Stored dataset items
◆ ◆ ◆ ◆

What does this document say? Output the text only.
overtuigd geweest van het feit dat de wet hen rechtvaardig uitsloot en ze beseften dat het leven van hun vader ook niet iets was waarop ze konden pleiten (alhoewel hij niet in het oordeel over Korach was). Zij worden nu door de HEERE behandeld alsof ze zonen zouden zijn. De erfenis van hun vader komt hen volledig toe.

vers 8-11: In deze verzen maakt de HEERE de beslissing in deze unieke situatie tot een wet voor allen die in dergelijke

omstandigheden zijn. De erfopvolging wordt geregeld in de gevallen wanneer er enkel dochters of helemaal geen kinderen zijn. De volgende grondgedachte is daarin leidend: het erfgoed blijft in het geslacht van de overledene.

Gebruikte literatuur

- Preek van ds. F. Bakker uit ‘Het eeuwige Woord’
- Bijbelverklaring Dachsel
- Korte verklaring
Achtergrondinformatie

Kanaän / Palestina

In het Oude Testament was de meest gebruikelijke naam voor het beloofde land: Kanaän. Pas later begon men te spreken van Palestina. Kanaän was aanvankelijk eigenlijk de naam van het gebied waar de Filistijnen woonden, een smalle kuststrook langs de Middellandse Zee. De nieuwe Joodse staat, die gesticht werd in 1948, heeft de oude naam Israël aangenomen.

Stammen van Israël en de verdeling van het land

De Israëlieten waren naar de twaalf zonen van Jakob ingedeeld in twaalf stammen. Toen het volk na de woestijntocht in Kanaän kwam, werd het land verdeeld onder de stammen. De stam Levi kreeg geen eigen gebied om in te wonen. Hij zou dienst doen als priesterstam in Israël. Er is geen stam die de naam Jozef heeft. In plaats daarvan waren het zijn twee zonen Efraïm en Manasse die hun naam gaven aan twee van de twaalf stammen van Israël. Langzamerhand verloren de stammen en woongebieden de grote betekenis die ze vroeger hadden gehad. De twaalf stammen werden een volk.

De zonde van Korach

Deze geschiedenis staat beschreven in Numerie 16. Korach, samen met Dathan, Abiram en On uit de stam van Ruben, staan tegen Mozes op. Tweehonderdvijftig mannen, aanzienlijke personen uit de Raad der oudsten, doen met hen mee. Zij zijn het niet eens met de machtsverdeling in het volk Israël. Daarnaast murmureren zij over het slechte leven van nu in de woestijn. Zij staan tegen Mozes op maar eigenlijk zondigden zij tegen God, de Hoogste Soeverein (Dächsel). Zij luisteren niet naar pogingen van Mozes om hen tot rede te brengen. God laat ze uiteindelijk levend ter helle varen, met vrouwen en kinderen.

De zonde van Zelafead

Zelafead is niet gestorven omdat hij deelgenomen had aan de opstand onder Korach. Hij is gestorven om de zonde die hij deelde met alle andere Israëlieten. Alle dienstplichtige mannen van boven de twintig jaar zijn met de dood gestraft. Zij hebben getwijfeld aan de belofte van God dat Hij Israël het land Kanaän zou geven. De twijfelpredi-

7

◆ ◆ ◆ ◆

> _Exercise brief_
Determine the number of lines in the data that contain "naar" as a word or string, and state only that number.

> _Task answer_
2